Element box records
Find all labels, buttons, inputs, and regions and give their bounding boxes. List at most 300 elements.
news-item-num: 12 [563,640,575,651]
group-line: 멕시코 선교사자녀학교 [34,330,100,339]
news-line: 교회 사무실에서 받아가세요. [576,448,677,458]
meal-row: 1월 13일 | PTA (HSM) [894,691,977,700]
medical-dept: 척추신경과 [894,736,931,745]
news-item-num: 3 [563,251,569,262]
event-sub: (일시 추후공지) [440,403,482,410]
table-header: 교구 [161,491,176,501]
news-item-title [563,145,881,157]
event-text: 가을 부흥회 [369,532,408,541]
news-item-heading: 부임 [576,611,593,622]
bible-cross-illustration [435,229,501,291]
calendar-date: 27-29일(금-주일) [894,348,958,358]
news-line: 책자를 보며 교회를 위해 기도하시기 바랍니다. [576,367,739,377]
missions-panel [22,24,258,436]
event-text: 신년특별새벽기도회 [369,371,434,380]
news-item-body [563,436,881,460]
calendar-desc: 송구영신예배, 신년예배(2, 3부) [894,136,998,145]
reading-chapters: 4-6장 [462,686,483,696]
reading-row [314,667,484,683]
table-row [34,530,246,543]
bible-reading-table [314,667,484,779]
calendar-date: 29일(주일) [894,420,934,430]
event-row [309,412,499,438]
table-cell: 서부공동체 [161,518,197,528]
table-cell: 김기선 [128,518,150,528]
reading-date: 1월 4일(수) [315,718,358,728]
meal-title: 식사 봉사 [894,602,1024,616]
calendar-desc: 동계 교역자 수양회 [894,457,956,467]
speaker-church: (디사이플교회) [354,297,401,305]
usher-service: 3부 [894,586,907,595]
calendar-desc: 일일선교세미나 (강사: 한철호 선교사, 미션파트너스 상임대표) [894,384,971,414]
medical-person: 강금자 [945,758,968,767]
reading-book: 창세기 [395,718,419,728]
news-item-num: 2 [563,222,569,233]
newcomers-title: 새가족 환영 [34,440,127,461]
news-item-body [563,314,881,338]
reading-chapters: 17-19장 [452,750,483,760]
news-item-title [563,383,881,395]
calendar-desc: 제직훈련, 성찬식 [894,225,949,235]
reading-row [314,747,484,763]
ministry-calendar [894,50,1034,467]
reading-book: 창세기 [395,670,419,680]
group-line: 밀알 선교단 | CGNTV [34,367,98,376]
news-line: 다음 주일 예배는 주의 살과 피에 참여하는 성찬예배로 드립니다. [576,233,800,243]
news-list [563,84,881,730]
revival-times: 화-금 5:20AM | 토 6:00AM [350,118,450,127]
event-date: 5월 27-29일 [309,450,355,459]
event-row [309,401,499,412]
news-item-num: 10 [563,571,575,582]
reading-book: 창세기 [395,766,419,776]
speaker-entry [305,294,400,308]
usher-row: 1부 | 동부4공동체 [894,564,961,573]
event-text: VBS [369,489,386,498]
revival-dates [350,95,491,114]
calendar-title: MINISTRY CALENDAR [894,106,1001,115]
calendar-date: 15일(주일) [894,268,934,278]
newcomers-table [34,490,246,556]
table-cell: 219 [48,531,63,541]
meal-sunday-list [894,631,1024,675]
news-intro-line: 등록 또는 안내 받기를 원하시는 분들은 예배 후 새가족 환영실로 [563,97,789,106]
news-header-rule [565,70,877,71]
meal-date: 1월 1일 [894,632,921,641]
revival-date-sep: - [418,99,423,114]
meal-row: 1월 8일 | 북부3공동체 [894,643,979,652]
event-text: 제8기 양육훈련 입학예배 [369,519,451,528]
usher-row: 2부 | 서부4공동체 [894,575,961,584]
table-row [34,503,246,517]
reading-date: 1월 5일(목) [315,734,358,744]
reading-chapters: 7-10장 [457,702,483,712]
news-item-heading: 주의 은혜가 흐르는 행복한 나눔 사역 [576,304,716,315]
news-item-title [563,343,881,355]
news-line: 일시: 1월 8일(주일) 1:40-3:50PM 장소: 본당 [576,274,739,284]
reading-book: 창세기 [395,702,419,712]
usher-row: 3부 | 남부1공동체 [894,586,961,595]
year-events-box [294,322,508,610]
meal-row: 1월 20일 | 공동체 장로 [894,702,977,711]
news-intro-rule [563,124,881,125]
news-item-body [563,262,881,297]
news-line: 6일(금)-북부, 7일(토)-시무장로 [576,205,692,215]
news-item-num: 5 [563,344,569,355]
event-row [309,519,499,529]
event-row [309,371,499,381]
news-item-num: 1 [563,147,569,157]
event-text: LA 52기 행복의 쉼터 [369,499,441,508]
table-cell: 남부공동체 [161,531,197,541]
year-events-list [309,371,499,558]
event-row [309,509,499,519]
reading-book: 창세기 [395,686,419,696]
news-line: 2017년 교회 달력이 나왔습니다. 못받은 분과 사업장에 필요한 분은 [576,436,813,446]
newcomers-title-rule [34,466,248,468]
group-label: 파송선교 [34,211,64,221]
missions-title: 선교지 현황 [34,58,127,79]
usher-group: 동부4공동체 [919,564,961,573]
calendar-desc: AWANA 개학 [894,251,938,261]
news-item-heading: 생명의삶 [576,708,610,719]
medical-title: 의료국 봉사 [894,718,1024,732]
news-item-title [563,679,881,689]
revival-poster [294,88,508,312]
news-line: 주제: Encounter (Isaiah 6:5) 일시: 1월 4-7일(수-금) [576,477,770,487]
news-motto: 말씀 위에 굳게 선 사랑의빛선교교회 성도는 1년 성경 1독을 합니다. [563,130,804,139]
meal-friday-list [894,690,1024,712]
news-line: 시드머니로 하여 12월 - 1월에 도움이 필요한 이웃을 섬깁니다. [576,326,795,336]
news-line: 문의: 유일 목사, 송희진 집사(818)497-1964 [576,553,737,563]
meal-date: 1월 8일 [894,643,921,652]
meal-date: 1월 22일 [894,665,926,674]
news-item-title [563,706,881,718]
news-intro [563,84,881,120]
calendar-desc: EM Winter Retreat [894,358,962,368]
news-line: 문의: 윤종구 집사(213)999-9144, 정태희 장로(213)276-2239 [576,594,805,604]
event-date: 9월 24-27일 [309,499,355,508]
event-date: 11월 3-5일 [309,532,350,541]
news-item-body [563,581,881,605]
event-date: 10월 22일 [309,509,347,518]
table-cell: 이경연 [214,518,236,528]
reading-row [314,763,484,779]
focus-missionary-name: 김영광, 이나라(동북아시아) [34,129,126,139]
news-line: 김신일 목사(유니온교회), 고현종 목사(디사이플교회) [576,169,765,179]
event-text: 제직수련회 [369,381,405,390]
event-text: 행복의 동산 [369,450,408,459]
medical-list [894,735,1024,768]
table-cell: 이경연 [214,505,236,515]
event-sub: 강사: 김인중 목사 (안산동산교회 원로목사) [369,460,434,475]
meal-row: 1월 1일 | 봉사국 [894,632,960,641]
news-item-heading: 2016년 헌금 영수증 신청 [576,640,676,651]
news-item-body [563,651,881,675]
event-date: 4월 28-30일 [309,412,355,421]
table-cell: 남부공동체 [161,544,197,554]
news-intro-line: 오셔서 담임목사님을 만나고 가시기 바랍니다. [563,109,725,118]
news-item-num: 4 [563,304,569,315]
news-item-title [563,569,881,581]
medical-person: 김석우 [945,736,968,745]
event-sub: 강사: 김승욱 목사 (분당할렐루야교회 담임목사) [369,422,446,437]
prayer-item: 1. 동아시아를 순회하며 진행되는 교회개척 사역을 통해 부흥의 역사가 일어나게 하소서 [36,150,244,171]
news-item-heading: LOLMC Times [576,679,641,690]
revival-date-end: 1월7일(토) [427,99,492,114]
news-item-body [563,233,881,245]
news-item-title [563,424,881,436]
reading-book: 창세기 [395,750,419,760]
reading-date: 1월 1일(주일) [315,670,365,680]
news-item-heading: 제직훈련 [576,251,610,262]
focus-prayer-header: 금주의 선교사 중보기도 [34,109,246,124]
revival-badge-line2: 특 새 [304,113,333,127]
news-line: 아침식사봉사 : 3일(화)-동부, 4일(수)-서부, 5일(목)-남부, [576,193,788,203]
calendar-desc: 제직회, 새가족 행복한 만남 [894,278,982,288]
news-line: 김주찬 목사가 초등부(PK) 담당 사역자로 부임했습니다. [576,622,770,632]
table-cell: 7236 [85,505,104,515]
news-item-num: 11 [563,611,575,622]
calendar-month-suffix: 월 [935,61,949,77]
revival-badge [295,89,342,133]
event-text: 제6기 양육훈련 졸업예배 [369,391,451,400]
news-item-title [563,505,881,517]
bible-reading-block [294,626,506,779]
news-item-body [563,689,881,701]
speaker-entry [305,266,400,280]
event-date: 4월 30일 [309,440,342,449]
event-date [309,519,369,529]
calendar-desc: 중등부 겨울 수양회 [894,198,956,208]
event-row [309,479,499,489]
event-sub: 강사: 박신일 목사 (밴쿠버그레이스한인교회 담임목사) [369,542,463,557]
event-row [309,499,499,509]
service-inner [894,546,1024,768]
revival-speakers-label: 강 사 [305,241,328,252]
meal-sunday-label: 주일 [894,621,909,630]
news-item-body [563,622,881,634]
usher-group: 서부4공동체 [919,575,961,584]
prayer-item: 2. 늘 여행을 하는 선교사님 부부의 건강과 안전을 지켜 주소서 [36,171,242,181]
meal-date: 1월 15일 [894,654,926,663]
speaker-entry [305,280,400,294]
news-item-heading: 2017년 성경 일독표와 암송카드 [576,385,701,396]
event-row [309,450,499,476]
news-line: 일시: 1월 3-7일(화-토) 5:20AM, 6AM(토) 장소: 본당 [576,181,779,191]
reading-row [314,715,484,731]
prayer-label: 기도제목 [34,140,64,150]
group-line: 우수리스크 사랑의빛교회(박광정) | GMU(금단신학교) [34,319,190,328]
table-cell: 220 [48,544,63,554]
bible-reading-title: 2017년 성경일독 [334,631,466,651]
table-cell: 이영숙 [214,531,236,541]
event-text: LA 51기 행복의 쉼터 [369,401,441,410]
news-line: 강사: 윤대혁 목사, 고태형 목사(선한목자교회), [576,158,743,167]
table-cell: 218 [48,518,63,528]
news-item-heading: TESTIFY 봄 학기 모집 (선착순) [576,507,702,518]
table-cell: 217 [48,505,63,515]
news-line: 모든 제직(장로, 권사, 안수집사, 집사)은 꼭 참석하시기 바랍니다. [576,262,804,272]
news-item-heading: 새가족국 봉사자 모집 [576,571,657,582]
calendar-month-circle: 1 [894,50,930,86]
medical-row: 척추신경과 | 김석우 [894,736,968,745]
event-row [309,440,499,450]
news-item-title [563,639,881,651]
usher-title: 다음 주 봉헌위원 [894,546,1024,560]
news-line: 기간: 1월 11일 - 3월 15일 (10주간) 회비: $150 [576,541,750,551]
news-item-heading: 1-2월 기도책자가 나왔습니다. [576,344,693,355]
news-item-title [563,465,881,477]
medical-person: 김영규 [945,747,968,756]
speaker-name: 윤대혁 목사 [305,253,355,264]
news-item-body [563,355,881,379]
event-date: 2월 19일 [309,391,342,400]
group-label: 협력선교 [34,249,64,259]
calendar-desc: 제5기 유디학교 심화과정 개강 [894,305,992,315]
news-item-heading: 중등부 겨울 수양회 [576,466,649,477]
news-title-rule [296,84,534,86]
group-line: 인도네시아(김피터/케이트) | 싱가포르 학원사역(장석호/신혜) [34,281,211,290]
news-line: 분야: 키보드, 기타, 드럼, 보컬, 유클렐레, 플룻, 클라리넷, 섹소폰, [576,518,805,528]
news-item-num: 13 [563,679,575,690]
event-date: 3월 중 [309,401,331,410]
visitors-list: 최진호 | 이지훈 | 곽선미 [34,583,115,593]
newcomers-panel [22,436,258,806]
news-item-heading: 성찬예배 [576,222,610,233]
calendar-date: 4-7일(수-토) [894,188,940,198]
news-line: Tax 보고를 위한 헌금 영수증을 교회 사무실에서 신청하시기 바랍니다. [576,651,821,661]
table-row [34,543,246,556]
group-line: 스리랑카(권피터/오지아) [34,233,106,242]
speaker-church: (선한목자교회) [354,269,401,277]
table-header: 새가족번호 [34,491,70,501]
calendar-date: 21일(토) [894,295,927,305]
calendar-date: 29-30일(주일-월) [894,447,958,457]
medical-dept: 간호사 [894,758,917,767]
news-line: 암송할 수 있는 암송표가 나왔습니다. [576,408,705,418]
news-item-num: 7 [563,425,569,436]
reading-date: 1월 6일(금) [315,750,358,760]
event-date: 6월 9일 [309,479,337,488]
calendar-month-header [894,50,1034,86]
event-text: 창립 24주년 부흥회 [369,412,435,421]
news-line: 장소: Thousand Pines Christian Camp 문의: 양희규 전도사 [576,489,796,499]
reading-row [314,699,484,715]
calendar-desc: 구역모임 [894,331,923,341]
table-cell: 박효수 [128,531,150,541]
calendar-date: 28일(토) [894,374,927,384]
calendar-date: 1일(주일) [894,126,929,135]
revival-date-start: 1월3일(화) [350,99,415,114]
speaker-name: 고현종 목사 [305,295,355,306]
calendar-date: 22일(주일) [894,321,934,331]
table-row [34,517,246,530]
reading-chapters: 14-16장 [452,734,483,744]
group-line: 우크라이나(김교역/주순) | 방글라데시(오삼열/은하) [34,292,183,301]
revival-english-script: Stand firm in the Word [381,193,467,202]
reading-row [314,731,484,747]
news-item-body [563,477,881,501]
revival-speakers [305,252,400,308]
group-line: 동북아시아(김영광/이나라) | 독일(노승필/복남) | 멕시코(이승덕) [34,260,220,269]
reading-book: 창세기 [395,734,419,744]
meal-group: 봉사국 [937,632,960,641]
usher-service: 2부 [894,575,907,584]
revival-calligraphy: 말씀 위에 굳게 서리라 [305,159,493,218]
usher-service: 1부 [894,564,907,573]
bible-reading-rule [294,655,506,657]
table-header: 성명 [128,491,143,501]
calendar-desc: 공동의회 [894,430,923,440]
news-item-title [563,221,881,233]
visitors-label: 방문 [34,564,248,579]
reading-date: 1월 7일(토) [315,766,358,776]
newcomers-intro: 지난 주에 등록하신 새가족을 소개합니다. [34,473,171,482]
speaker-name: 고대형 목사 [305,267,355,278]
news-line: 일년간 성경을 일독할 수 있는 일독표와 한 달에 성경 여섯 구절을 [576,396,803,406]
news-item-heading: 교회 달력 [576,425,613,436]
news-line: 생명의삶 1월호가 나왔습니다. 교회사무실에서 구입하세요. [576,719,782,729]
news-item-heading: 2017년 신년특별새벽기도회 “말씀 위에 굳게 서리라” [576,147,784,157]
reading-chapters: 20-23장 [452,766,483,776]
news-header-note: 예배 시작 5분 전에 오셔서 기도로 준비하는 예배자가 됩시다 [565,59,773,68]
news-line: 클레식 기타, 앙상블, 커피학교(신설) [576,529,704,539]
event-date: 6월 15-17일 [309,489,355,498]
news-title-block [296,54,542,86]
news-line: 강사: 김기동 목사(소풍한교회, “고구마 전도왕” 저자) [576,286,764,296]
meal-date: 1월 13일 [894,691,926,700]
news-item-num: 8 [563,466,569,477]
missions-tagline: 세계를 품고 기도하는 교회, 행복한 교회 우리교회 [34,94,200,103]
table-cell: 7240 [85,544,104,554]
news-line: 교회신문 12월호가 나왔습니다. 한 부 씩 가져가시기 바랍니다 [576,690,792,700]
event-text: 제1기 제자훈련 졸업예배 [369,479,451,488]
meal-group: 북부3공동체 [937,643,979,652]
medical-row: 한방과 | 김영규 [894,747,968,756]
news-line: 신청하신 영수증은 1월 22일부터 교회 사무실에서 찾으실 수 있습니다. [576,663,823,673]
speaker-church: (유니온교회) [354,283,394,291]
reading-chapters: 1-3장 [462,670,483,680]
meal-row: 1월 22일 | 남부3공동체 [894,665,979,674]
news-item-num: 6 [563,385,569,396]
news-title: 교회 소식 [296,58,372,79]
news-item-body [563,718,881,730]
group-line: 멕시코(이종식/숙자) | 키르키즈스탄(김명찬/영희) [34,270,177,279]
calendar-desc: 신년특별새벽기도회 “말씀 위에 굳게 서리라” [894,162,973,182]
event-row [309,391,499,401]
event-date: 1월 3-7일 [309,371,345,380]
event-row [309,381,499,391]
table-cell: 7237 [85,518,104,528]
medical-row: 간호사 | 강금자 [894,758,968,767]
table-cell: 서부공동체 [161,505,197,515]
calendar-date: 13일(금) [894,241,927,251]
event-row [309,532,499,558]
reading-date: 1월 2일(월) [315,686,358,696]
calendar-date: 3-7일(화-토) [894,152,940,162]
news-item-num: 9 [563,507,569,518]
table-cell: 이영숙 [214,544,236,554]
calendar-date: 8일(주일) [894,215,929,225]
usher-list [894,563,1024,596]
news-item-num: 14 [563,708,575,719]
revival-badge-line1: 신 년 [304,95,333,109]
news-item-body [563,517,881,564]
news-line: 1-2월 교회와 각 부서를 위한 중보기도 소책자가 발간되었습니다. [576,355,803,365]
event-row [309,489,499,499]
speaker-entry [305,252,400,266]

WORK TO DO -
Show every line from the records above that contains the string "양육훈련", copying each line in full.

ANSWER -
event-text: 제8기 양육훈련 입학예배 [369,519,451,528]
event-text: 제6기 양육훈련 졸업예배 [369,391,451,400]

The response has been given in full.